Transcribe the records below exactly as they appear, omitting any pictures.

> **DATA SHOWN**:
──────

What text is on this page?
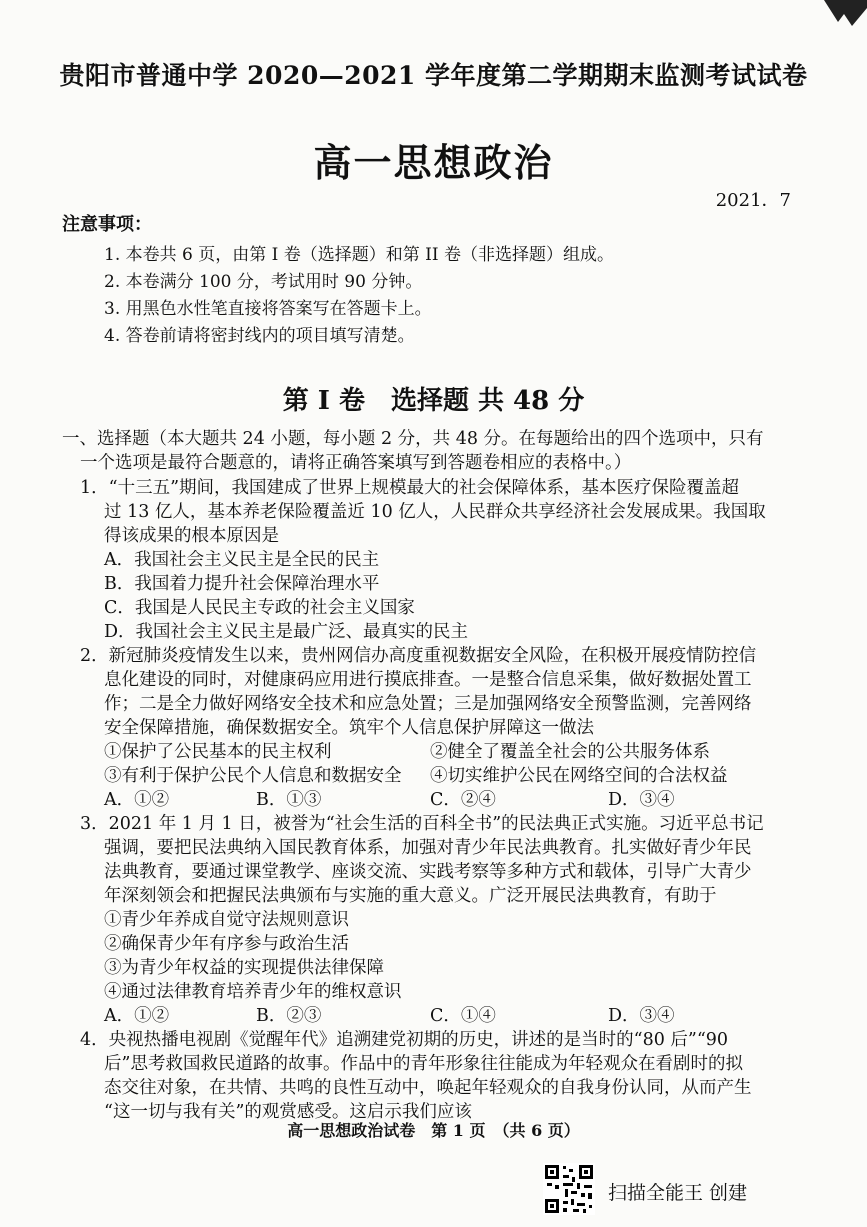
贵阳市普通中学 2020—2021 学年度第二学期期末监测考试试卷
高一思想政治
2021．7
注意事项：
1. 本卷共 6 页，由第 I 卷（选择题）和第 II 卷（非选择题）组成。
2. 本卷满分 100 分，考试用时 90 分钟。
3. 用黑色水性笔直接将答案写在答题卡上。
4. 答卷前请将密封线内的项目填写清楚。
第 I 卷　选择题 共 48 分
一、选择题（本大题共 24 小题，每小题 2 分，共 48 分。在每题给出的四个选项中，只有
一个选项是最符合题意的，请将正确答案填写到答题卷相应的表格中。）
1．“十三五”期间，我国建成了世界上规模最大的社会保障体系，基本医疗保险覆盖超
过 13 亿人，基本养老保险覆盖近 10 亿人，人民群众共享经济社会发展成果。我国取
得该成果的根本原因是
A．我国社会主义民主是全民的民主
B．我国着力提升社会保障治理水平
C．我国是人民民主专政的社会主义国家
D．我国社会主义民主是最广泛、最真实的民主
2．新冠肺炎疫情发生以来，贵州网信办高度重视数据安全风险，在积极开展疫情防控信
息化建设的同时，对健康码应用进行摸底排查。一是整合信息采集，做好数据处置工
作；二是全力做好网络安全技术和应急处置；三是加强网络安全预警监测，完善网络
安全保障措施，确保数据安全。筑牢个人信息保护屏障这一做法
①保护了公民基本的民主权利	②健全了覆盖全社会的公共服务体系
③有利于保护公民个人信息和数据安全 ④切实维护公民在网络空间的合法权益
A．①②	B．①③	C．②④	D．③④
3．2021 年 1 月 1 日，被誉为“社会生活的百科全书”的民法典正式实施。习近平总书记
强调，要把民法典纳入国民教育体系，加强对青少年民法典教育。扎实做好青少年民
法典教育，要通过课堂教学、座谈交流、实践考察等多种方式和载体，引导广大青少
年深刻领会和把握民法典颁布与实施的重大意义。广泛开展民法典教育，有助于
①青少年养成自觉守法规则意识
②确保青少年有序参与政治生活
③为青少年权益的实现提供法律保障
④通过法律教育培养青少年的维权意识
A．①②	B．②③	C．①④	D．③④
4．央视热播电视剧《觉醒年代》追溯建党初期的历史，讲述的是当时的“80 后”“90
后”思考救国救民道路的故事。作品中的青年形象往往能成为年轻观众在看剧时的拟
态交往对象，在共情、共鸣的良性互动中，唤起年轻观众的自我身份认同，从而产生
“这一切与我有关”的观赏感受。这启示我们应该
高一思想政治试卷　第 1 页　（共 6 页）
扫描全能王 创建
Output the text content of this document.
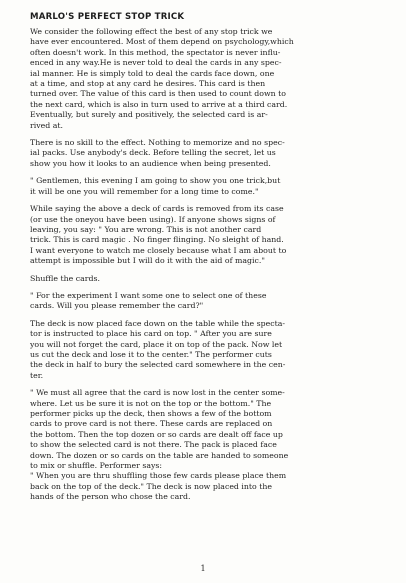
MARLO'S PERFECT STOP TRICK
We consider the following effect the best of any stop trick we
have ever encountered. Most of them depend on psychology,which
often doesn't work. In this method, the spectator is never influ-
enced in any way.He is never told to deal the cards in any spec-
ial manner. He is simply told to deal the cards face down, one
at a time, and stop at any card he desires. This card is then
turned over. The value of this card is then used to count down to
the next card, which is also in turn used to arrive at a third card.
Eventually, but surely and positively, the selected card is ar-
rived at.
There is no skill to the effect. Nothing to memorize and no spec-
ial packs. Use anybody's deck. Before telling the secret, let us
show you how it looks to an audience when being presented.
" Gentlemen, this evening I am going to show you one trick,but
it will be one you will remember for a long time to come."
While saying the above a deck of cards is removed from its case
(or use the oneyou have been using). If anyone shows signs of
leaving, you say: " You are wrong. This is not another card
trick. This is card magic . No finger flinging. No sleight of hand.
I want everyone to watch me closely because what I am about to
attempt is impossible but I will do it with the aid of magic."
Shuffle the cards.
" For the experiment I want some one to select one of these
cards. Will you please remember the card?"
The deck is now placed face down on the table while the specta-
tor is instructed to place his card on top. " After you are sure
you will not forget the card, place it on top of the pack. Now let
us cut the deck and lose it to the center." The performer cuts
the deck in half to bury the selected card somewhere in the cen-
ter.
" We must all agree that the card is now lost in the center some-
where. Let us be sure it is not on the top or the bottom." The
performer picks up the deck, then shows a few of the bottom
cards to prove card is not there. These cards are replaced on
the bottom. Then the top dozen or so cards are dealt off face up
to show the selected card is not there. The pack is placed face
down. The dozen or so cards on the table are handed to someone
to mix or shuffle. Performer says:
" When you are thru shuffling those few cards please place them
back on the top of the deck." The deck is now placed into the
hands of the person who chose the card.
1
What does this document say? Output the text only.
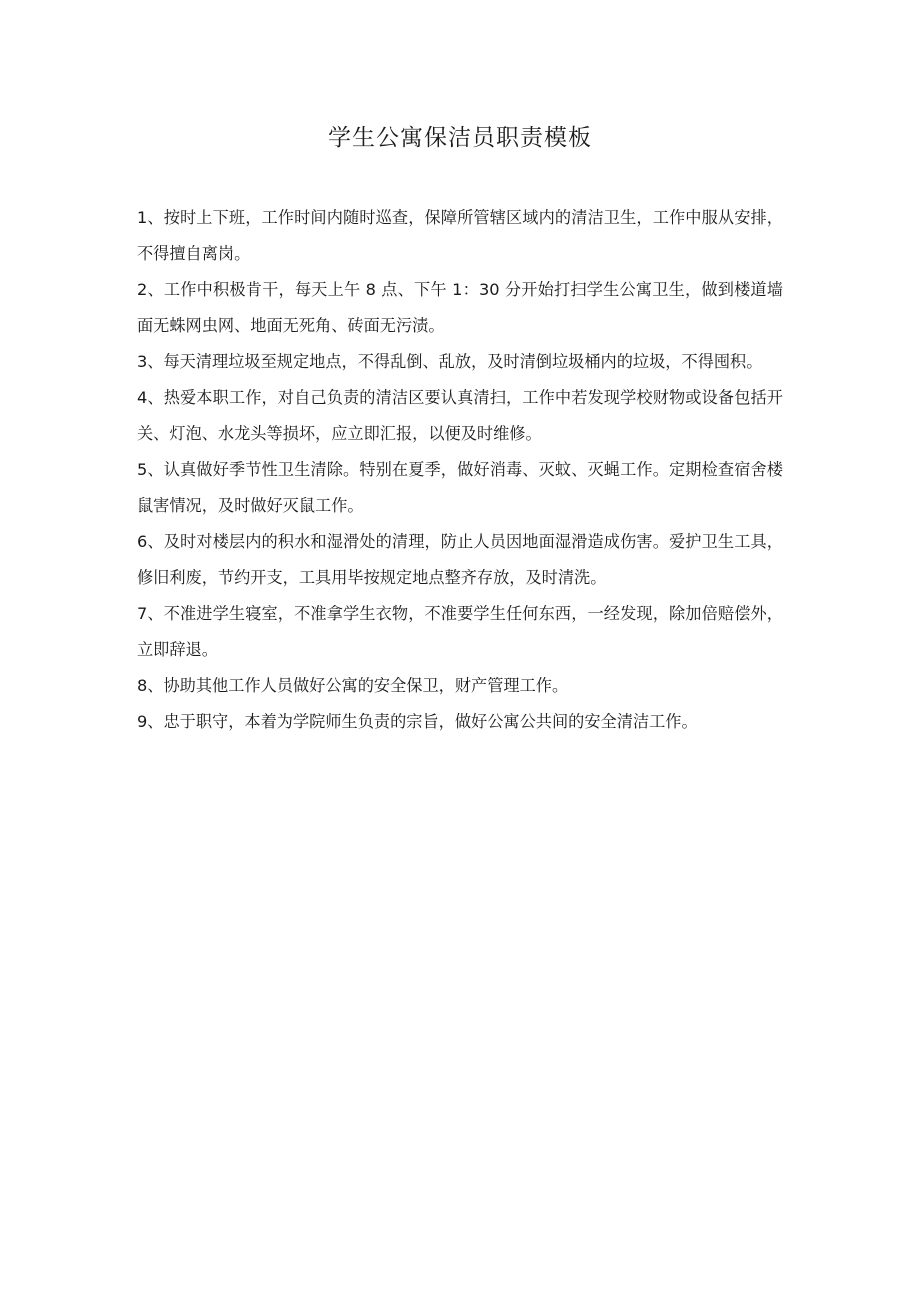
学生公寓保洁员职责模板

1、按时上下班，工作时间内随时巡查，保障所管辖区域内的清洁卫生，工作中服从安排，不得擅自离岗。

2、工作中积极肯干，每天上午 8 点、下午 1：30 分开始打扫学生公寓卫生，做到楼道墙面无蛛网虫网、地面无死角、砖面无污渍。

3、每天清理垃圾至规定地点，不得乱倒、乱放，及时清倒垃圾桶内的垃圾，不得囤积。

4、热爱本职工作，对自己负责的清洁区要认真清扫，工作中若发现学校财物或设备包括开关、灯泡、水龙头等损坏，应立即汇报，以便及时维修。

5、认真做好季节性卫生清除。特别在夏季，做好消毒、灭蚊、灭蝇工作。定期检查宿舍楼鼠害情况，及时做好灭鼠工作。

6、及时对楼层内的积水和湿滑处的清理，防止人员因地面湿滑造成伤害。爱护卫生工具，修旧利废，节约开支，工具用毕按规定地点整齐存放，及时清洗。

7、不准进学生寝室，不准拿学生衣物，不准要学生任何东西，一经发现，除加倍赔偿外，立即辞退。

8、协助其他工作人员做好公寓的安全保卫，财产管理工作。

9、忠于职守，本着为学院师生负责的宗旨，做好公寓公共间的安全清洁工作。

──────

> **RESPONSE FOR THIS EXERCISE**:
What text is on this page?
贵阳市普通中学 2020—2021 学年度第二学期期末监测考试试卷
高一思想政治
2021．7
注意事项：
1. 本卷共 6 页，由第 I 卷（选择题）和第 II 卷（非选择题）组成。
2. 本卷满分 100 分，考试用时 90 分钟。
3. 用黑色水性笔直接将答案写在答题卡上。
4. 答卷前请将密封线内的项目填写清楚。
第 I 卷　选择题 共 48 分
一、选择题（本大题共 24 小题，每小题 2 分，共 48 分。在每题给出的四个选项中，只有
一个选项是最符合题意的，请将正确答案填写到答题卷相应的表格中。）
1．“十三五”期间，我国建成了世界上规模最大的社会保障体系，基本医疗保险覆盖超
过 13 亿人，基本养老保险覆盖近 10 亿人，人民群众共享经济社会发展成果。我国取
得该成果的根本原因是
A．我国社会主义民主是全民的民主
B．我国着力提升社会保障治理水平
C．我国是人民民主专政的社会主义国家
D．我国社会主义民主是最广泛、最真实的民主
2．新冠肺炎疫情发生以来，贵州网信办高度重视数据安全风险，在积极开展疫情防控信
息化建设的同时，对健康码应用进行摸底排查。一是整合信息采集，做好数据处置工
作；二是全力做好网络安全技术和应急处置；三是加强网络安全预警监测，完善网络
安全保障措施，确保数据安全。筑牢个人信息保护屏障这一做法
①保护了公民基本的民主权利	②健全了覆盖全社会的公共服务体系
③有利于保护公民个人信息和数据安全 ④切实维护公民在网络空间的合法权益
A．①②	B．①③	C．②④	D．③④
3．2021 年 1 月 1 日，被誉为“社会生活的百科全书”的民法典正式实施。习近平总书记
强调，要把民法典纳入国民教育体系，加强对青少年民法典教育。扎实做好青少年民
法典教育，要通过课堂教学、座谈交流、实践考察等多种方式和载体，引导广大青少
年深刻领会和把握民法典颁布与实施的重大意义。广泛开展民法典教育，有助于
①青少年养成自觉守法规则意识
②确保青少年有序参与政治生活
③为青少年权益的实现提供法律保障
④通过法律教育培养青少年的维权意识
A．①②	B．②③	C．①④	D．③④
4．央视热播电视剧《觉醒年代》追溯建党初期的历史，讲述的是当时的“80 后”“90
后”思考救国救民道路的故事。作品中的青年形象往往能成为年轻观众在看剧时的拟
态交往对象，在共情、共鸣的良性互动中，唤起年轻观众的自我身份认同，从而产生
“这一切与我有关”的观赏感受。这启示我们应该
高一思想政治试卷　第 1 页　（共 6 页）
扫描全能王 创建
Output the text content of this document.
MARLO'S PERFECT STOP TRICK
We consider the following effect the best of any stop trick we
have ever encountered. Most of them depend on psychology,which
often doesn't work. In this method, the spectator is never influ-
enced in any way.He is never told to deal the cards in any spec-
ial manner. He is simply told to deal the cards face down, one
at a time, and stop at any card he desires. This card is then
turned over. The value of this card is then used to count down to
the next card, which is also in turn used to arrive at a third card.
Eventually, but surely and positively, the selected card is ar-
rived at.
There is no skill to the effect. Nothing to memorize and no spec-
ial packs. Use anybody's deck. Before telling the secret, let us
show you how it looks to an audience when being presented.
" Gentlemen, this evening I am going to show you one trick,but
it will be one you will remember for a long time to come."
While saying the above a deck of cards is removed from its case
(or use the oneyou have been using). If anyone shows signs of
leaving, you say: " You are wrong. This is not another card
trick. This is card magic . No finger flinging. No sleight of hand.
I want everyone to watch me closely because what I am about to
attempt is impossible but I will do it with the aid of magic."
Shuffle the cards.
" For the experiment I want some one to select one of these
cards. Will you please remember the card?"
The deck is now placed face down on the table while the specta-
tor is instructed to place his card on top. " After you are sure
you will not forget the card, place it on top of the pack. Now let
us cut the deck and lose it to the center." The performer cuts
the deck in half to bury the selected card somewhere in the cen-
ter.
" We must all agree that the card is now lost in the center some-
where. Let us be sure it is not on the top or the bottom." The
performer picks up the deck, then shows a few of the bottom
cards to prove card is not there. These cards are replaced on
the bottom. Then the top dozen or so cards are dealt off face up
to show the selected card is not there. The pack is placed face
down. The dozen or so cards on the table are handed to someone
to mix or shuffle. Performer says:
" When you are thru shuffling those few cards please place them
back on the top of the deck." The deck is now placed into the
hands of the person who chose the card.
1
What does this document say? Output the text only.
学生公寓保洁员职责模板

1、按时上下班，工作时间内随时巡查，保障所管辖区域内的清洁卫生，工作中服从安排，不得擅自离岗。

2、工作中积极肯干，每天上午 8 点、下午 1：30 分开始打扫学生公寓卫生，做到楼道墙面无蛛网虫网、地面无死角、砖面无污渍。

3、每天清理垃圾至规定地点，不得乱倒、乱放，及时清倒垃圾桶内的垃圾，不得囤积。

4、热爱本职工作，对自己负责的清洁区要认真清扫，工作中若发现学校财物或设备包括开关、灯泡、水龙头等损坏，应立即汇报，以便及时维修。

5、认真做好季节性卫生清除。特别在夏季，做好消毒、灭蚊、灭蝇工作。定期检查宿舍楼鼠害情况，及时做好灭鼠工作。

6、及时对楼层内的积水和湿滑处的清理，防止人员因地面湿滑造成伤害。爱护卫生工具，修旧利废，节约开支，工具用毕按规定地点整齐存放，及时清洗。

7、不准进学生寝室，不准拿学生衣物，不准要学生任何东西，一经发现，除加倍赔偿外，立即辞退。

8、协助其他工作人员做好公寓的安全保卫，财产管理工作。

9、忠于职守，本着为学院师生负责的宗旨，做好公寓公共间的安全清洁工作。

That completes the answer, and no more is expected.